→ JOB
From the entries below, copy out every line with "вѣдомствъ" in it.

→ ROWS
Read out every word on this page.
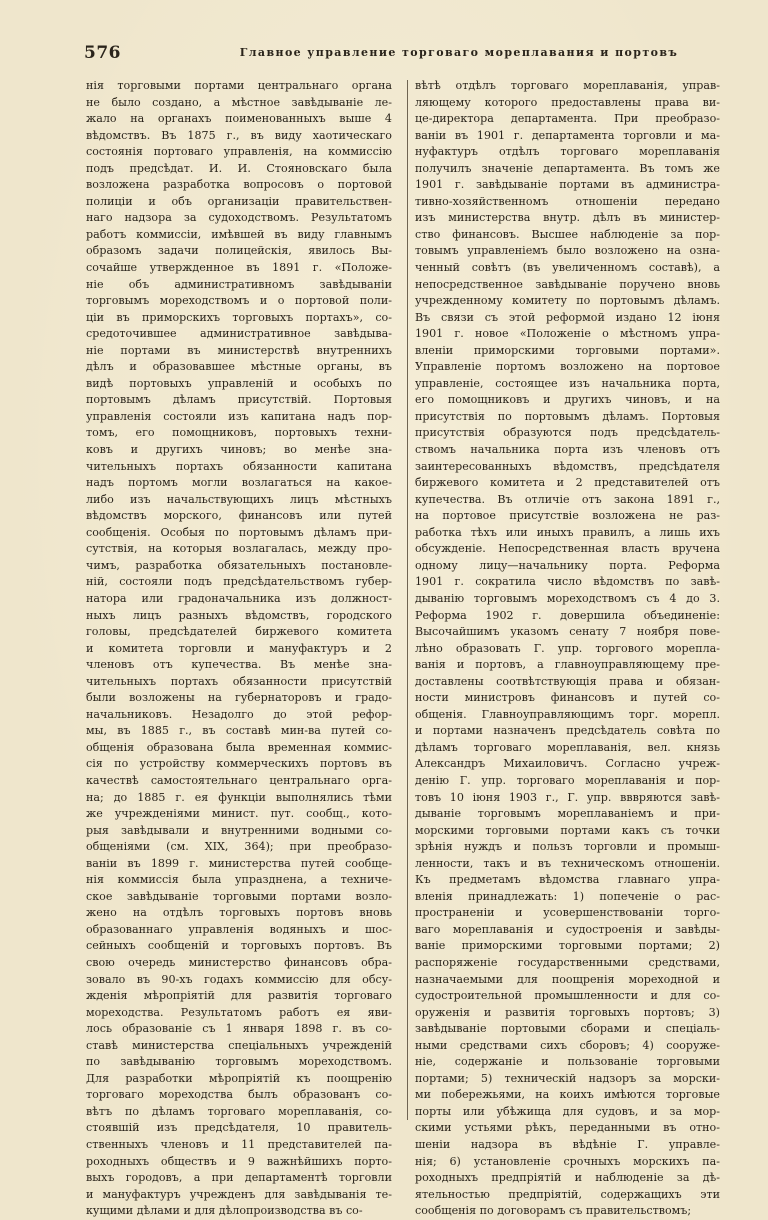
576	Главное управление торговаго мореплавания и портовъ
нія торговыми портами центральнаго органа
не было создано, а мѣстное завѣдываніе ле-
жало на органахъ поименованныхъ выше 4
вѣдомствъ. Въ 1875 г., въ виду хаотическаго
состоянія портоваго управленія, на коммиссію
подъ предсѣдат. И. И. Стояновскаго была
возложена разработка вопросовъ о портовой
полиціи и объ организаціи правительствен-
наго надзора за судоходствомъ. Результатомъ
работъ коммиссіи, имѣвшей въ виду главнымъ
образомъ задачи полицейскія, явилось Вы-
сочайше утвержденное въ 1891 г. «Положе-
ніе объ административномъ завѣдываніи
торговымъ мореходствомъ и о портовой поли-
ціи въ приморскихъ торговыхъ портахъ», со-
средоточившее административное завѣдыва-
ніе портами въ министерствѣ внутреннихъ
дѣлъ и образовавшее мѣстные органы, въ
видѣ портовыхъ управленій и особыхъ по
портовымъ дѣламъ присутствій. Портовыя
управленія состояли изъ капитана надъ пор-
томъ, его помощниковъ, портовыхъ техни-
ковъ и другихъ чиновъ; во менѣе зна-
чительныхъ портахъ обязанности капитана
надъ портомъ могли возлагаться на какое-
либо изъ начальствующихъ лицъ мѣстныхъ
вѣдомствъ морского, финансовъ или путей
сообщенія. Особыя по портовымъ дѣламъ при-
сутствія, на которыя возлагалась, между про-
чимъ, разработка обязательныхъ постановле-
ній, состояли подъ предсѣдательствомъ губер-
натора или градоначальника изъ должност-
ныхъ лицъ разныхъ вѣдомствъ, городского
головы, предсѣдателей биржевого комитета
и комитета торговли и мануфактуръ и 2
членовъ отъ купечества. Въ менѣе зна-
чительныхъ портахъ обязанности присутствій
были возложены на губернаторовъ и градо-
начальниковъ. Незадолго до этой рефор-
мы, въ 1885 г., въ составѣ мин-ва путей со-
общенія образована была временная коммис-
сія по устройству коммерческихъ портовъ въ
качествѣ самостоятельнаго центральнаго орга-
на; до 1885 г. ея функціи выполнялись тѣми
же учрежденіями минист. пут. сообщ., кото-
рыя завѣдывали и внутренними водными со-
общеніями (см. XIX, 364); при преобразо-
ваніи въ 1899 г. министерства путей сообще-
нія коммиссія была упразднена, а техниче-
ское завѣдываніе торговыми портами возло-
жено на отдѣлъ торговыхъ портовъ вновь
образованнаго управленія водяныхъ и шос-
сейныхъ сообщеній и торговыхъ портовъ. Въ
свою очередь министерство финансовъ обра-
зовало въ 90-хъ годахъ коммиссію для обсу-
жденія мѣропріятій для развитія торговаго
мореходства. Результатомъ работъ ея яви-
лось образованіе съ 1 января 1898 г. въ со-
ставѣ министерства спеціальныхъ учрежденій
по завѣдыванію торговымъ мореходствомъ.
Для разработки мѣропріятій къ поощренію
торговаго мореходства былъ образованъ со-
вѣтъ по дѣламъ торговаго мореплаванія, со-
стоявшій изъ предсѣдателя, 10 правитель-
ственныхъ членовъ и 11 представителей па-
роходныхъ обществъ и 9 важнѣйшихъ порто-
выхъ городовъ, а при департаментѣ торговли
и мануфактуръ учрежденъ для завѣдыванія те-
кущими дѣлами и для дѣлопроизводства въ со-
вѣтѣ отдѣлъ торговаго мореплаванія, управ-
ляющему которого предоставлены права ви-
це-директора департамента. При преобразо-
ваніи въ 1901 г. департамента торговли и ма-
нуфактуръ отдѣлъ торговаго мореплаванія
получилъ значеніе департамента. Въ томъ же
1901 г. завѣдываніе портами въ администра-
тивно-хозяйственномъ отношеніи передано
изъ министерства внутр. дѣлъ въ министер-
ство финансовъ. Высшее наблюденіе за пор-
товымъ управленіемъ было возложено на озна-
ченный совѣтъ (въ увеличенномъ составѣ), а
непосредственное завѣдываніе поручено вновь
учрежденному комитету по портовымъ дѣламъ.
Въ связи съ этой реформой издано 12 іюня
1901 г. новое «Положеніе о мѣстномъ упра-
вленіи приморскими торговыми портами».
Управленіе портомъ возложено на портовое
управленіе, состоящее изъ начальника порта,
его помощниковъ и другихъ чиновъ, и на
присутствія по портовымъ дѣламъ. Портовыя
присутствія образуются подъ предсѣдатель-
ствомъ начальника порта изъ членовъ отъ
заинтересованныхъ вѣдомствъ, предсѣдателя
биржевого комитета и 2 представителей отъ
купечества. Въ отличіе отъ закона 1891 г.,
на портовое присутствіе возложена не раз-
работка тѣхъ или иныхъ правилъ, а лишь ихъ
обсужденіе. Непосредственная власть вручена
одному лицу—начальнику порта. Реформа
1901 г. сократила число вѣдомствъ по завѣ-
дыванію торговымъ мореходствомъ съ 4 до 3.
Реформа 1902 г. довершила объединеніе:
Высочайшимъ указомъ сенату 7 ноября пове-
лѣно образовать Г. упр. торгового морепла-
ванія и портовъ, а главноуправляющему пре-
доставлены соотвѣтствующія права и обязан-
ности министровъ финансовъ и путей со-
общенія. Главноуправляющимъ торг. морепл.
и портами назначенъ предсѣдатель совѣта по
дѣламъ торговаго мореплаванія, вел. князь
Александръ Михаиловичъ. Согласно учреж-
денію Г. упр. торговаго мореплаванія и пор-
товъ 10 іюня 1903 г., Г. упр. вввряются завѣ-
дываніе торговымъ мореплаваніемъ и при-
морскими торговыми портами какъ съ точки
зрѣнія нуждъ и пользъ торговли и промыш-
ленности, такъ и въ техническомъ отношеніи.
Къ предметамъ вѣдомства главнаго упра-
вленія принадлежать: 1) попеченіе о рас-
пространеніи и усовершенствованіи торго-
ваго мореплаванія и судостроенія и завѣды-
ваніе приморскими торговыми портами; 2)
распоряженіе государственными средствами,
назначаемыми для поощренія мореходной и
судостроительной промышленности и для со-
оруженія и развитія торговыхъ портовъ; 3)
завѣдываніе портовыми сборами и спеціаль-
ными средствами сихъ сборовъ; 4) сооруже-
ніе, содержаніе и пользованіе торговыми
портами; 5) техническій надзоръ за морски-
ми побережьями, на коихъ имѣются торговые
порты или убѣжища для судовъ, и за мор-
скими устьями рѣкъ, переданными въ отно-
шеніи надзора въ вѣдѣніе Г. управле-
нія; 6) установленіе срочныхъ морскихъ па-
роходныхъ предпріятій и наблюденіе за дѣ-
ятельностью предпріятій, содержащихъ эти
сообщенія по договорамъ съ правительствомъ;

→ ANSWER TO THE PROBLEM
вѣдомствъ. Въ 1875 г., въ виду хаотическаго
вѣдомствъ морского, финансовъ или путей
ныхъ лицъ разныхъ вѣдомствъ, городского
заинтересованныхъ вѣдомствъ, предсѣдателя
1901 г. сократила число вѣдомствъ по завѣ-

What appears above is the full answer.